THE REQUEST:
Rewrite the data below, substituting "Export Report" for each occurrence of "Save Report" and leaving everything else unchanged.

-- STORED DATA start --

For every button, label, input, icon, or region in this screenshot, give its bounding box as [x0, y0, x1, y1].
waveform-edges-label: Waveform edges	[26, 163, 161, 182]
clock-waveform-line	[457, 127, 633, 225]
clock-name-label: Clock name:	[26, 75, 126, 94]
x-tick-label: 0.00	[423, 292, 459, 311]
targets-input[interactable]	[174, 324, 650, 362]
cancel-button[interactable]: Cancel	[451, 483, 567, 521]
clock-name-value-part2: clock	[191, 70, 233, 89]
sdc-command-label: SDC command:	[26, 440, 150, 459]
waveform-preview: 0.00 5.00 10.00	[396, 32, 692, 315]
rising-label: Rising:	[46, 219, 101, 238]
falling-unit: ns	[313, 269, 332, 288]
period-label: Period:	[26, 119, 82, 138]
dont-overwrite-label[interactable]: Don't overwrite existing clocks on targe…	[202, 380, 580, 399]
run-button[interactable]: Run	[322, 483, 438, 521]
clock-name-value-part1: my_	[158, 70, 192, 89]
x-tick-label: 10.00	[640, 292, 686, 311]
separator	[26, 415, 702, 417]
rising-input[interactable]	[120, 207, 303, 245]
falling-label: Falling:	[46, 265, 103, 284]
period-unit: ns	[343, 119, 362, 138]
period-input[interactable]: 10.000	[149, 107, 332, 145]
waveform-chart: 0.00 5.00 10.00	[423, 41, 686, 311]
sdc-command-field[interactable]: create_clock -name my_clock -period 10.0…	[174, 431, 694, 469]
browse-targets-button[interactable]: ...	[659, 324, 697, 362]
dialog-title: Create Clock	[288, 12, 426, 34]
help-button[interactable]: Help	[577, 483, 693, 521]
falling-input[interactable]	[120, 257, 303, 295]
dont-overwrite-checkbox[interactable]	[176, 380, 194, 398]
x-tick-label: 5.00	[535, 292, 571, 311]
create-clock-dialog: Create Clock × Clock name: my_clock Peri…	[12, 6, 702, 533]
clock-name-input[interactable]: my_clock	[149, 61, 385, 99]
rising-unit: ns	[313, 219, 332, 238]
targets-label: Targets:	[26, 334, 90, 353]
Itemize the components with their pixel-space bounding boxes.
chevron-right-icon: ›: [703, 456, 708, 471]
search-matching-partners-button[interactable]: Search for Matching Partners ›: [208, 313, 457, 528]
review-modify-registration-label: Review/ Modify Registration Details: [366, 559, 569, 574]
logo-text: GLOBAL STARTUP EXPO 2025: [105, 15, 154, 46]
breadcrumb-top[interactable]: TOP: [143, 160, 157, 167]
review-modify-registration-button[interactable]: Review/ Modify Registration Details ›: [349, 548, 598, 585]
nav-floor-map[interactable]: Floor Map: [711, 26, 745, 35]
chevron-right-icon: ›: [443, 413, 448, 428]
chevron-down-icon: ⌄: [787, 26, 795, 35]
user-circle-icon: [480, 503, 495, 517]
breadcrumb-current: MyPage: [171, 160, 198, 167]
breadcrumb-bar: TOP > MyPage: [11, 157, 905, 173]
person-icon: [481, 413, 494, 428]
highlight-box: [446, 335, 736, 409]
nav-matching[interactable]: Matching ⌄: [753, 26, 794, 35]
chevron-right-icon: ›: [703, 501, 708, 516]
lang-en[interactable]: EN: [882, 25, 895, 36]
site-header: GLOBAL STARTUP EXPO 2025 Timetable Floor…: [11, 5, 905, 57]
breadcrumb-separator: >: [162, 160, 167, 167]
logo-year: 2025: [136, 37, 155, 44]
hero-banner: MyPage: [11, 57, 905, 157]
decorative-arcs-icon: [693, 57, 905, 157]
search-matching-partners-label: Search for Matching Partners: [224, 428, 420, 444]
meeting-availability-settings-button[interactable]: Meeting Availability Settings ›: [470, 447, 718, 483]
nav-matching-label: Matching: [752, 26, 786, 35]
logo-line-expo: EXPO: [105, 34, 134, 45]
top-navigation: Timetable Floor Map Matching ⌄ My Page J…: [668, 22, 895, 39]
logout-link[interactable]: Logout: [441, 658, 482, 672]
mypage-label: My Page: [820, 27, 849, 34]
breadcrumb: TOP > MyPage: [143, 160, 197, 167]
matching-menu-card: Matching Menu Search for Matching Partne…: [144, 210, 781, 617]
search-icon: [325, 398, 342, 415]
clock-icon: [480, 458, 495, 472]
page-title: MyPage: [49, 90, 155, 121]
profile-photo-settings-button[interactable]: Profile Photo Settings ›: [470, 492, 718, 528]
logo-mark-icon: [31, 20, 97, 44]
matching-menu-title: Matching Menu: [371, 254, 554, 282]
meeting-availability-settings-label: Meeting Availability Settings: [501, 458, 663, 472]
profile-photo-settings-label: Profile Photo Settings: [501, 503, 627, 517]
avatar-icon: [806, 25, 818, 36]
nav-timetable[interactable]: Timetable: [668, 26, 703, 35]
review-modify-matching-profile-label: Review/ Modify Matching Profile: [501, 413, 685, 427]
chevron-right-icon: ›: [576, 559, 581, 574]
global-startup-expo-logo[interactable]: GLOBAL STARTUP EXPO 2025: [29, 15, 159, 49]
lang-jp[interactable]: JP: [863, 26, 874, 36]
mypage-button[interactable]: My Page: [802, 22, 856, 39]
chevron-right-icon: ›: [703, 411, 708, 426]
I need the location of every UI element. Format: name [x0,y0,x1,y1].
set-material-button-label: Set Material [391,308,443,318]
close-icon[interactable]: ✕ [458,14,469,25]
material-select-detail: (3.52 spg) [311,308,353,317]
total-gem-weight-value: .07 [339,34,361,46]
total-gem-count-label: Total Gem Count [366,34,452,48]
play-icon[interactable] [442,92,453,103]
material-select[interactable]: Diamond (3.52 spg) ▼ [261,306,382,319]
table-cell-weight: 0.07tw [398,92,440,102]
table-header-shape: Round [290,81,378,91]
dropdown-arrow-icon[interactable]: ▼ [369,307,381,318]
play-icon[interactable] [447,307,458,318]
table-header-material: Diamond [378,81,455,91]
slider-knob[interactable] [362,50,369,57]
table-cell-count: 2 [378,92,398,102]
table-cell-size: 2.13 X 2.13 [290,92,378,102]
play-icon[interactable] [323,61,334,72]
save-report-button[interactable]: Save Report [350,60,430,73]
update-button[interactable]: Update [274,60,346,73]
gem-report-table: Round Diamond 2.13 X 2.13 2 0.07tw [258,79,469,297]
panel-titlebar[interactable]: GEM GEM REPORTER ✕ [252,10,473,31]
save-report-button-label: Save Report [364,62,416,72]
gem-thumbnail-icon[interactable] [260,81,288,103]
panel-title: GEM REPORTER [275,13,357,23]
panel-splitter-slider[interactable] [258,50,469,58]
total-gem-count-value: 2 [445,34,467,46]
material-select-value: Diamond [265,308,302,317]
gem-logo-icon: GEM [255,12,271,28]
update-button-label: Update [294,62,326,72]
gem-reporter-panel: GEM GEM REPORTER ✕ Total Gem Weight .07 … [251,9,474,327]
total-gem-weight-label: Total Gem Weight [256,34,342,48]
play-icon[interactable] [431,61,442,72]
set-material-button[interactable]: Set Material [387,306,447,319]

-- STORED DATA end --

TASK ANSWER:
For every button, label, input, icon, or region in this screenshot, give its bounding box as [x0, y0, x1, y1].
waveform-edges-label: Waveform edges	[26, 163, 161, 182]
clock-waveform-line	[457, 127, 633, 225]
clock-name-label: Clock name:	[26, 75, 126, 94]
x-tick-label: 0.00	[423, 292, 459, 311]
targets-input[interactable]	[174, 324, 650, 362]
cancel-button[interactable]: Cancel	[451, 483, 567, 521]
clock-name-value-part2: clock	[191, 70, 233, 89]
sdc-command-label: SDC command:	[26, 440, 150, 459]
waveform-preview: 0.00 5.00 10.00	[396, 32, 692, 315]
rising-label: Rising:	[46, 219, 101, 238]
falling-unit: ns	[313, 269, 332, 288]
period-label: Period:	[26, 119, 82, 138]
dont-overwrite-label[interactable]: Don't overwrite existing clocks on targe…	[202, 380, 580, 399]
run-button[interactable]: Run	[322, 483, 438, 521]
clock-name-value-part1: my_	[158, 70, 192, 89]
x-tick-label: 10.00	[640, 292, 686, 311]
separator	[26, 415, 702, 417]
rising-input[interactable]	[120, 207, 303, 245]
falling-label: Falling:	[46, 265, 103, 284]
period-unit: ns	[343, 119, 362, 138]
period-input[interactable]: 10.000	[149, 107, 332, 145]
waveform-chart: 0.00 5.00 10.00	[423, 41, 686, 311]
sdc-command-field[interactable]: create_clock -name my_clock -period 10.0…	[174, 431, 694, 469]
browse-targets-button[interactable]: ...	[659, 324, 697, 362]
dialog-title: Create Clock	[288, 12, 426, 34]
help-button[interactable]: Help	[577, 483, 693, 521]
falling-input[interactable]	[120, 257, 303, 295]
dont-overwrite-checkbox[interactable]	[176, 380, 194, 398]
x-tick-label: 5.00	[535, 292, 571, 311]
create-clock-dialog: Create Clock × Clock name: my_clock Peri…	[12, 6, 702, 533]
clock-name-input[interactable]: my_clock	[149, 61, 385, 99]
rising-unit: ns	[313, 219, 332, 238]
targets-label: Targets:	[26, 334, 90, 353]
Itemize the components with their pixel-space bounding boxes.
chevron-right-icon: ›: [703, 456, 708, 471]
search-matching-partners-button[interactable]: Search for Matching Partners ›: [208, 313, 457, 528]
review-modify-registration-label: Review/ Modify Registration Details: [366, 559, 569, 574]
logo-text: GLOBAL STARTUP EXPO 2025: [105, 15, 154, 46]
breadcrumb-top[interactable]: TOP: [143, 160, 157, 167]
review-modify-registration-button[interactable]: Review/ Modify Registration Details ›: [349, 548, 598, 585]
nav-floor-map[interactable]: Floor Map: [711, 26, 745, 35]
chevron-right-icon: ›: [443, 413, 448, 428]
chevron-down-icon: ⌄: [787, 26, 795, 35]
user-circle-icon: [480, 503, 495, 517]
breadcrumb-current: MyPage: [171, 160, 198, 167]
breadcrumb-bar: TOP > MyPage: [11, 157, 905, 173]
person-icon: [481, 413, 494, 428]
highlight-box: [446, 335, 736, 409]
nav-matching[interactable]: Matching ⌄: [753, 26, 794, 35]
chevron-right-icon: ›: [703, 501, 708, 516]
lang-en[interactable]: EN: [882, 25, 895, 36]
site-header: GLOBAL STARTUP EXPO 2025 Timetable Floor…: [11, 5, 905, 57]
breadcrumb-separator: >: [162, 160, 167, 167]
logo-year: 2025: [136, 37, 155, 44]
hero-banner: MyPage: [11, 57, 905, 157]
decorative-arcs-icon: [693, 57, 905, 157]
search-matching-partners-label: Search for Matching Partners: [224, 428, 420, 444]
meeting-availability-settings-button[interactable]: Meeting Availability Settings ›: [470, 447, 718, 483]
nav-matching-label: Matching: [752, 26, 786, 35]
logo-line-expo: EXPO: [105, 34, 134, 45]
top-navigation: Timetable Floor Map Matching ⌄ My Page J…: [668, 22, 895, 39]
logout-link[interactable]: Logout: [441, 658, 482, 672]
mypage-label: My Page: [820, 27, 849, 34]
breadcrumb: TOP > MyPage: [143, 160, 197, 167]
matching-menu-card: Matching Menu Search for Matching Partne…: [144, 210, 781, 617]
search-icon: [325, 398, 342, 415]
clock-icon: [480, 458, 495, 472]
page-title: MyPage: [49, 90, 155, 121]
profile-photo-settings-button[interactable]: Profile Photo Settings ›: [470, 492, 718, 528]
logo-mark-icon: [31, 20, 97, 44]
matching-menu-title: Matching Menu: [371, 254, 554, 282]
meeting-availability-settings-label: Meeting Availability Settings: [501, 458, 663, 472]
profile-photo-settings-label: Profile Photo Settings: [501, 503, 627, 517]
avatar-icon: [806, 25, 818, 36]
nav-timetable[interactable]: Timetable: [668, 26, 703, 35]
review-modify-matching-profile-label: Review/ Modify Matching Profile: [501, 413, 685, 427]
chevron-right-icon: ›: [576, 559, 581, 574]
global-startup-expo-logo[interactable]: GLOBAL STARTUP EXPO 2025: [29, 15, 159, 49]
lang-jp[interactable]: JP: [863, 26, 874, 36]
mypage-button[interactable]: My Page: [802, 22, 856, 39]
chevron-right-icon: ›: [703, 411, 708, 426]
I need the location of every UI element. Format: name [x0,y0,x1,y1].
set-material-button-label: Set Material [391,308,443,318]
close-icon[interactable]: ✕ [458,14,469,25]
material-select-detail: (3.52 spg) [311,308,353,317]
total-gem-weight-value: .07 [339,34,361,46]
total-gem-count-label: Total Gem Count [366,34,452,48]
play-icon[interactable] [442,92,453,103]
material-select[interactable]: Diamond (3.52 spg) ▼ [261,306,382,319]
table-cell-weight: 0.07tw [398,92,440,102]
table-header-shape: Round [290,81,378,91]
dropdown-arrow-icon[interactable]: ▼ [369,307,381,318]
play-icon[interactable] [447,307,458,318]
table-header-material: Diamond [378,81,455,91]
slider-knob[interactable] [362,50,369,57]
table-cell-count: 2 [378,92,398,102]
table-cell-size: 2.13 X 2.13 [290,92,378,102]
play-icon[interactable] [323,61,334,72]
save-report-button[interactable]: Export Report [350,60,430,73]
update-button[interactable]: Update [274,60,346,73]
gem-report-table: Round Diamond 2.13 X 2.13 2 0.07tw [258,79,469,297]
panel-titlebar[interactable]: GEM GEM REPORTER ✕ [252,10,473,31]
save-report-button-label: Export Report [364,62,416,72]
gem-thumbnail-icon[interactable] [260,81,288,103]
panel-title: GEM REPORTER [275,13,357,23]
panel-splitter-slider[interactable] [258,50,469,58]
total-gem-count-value: 2 [445,34,467,46]
material-select-value: Diamond [265,308,302,317]
gem-logo-icon: GEM [255,12,271,28]
update-button-label: Update [294,62,326,72]
gem-reporter-panel: GEM GEM REPORTER ✕ Total Gem Weight .07 … [251,9,474,327]
total-gem-weight-label: Total Gem Weight [256,34,342,48]
play-icon[interactable] [431,61,442,72]
set-material-button[interactable]: Set Material [387,306,447,319]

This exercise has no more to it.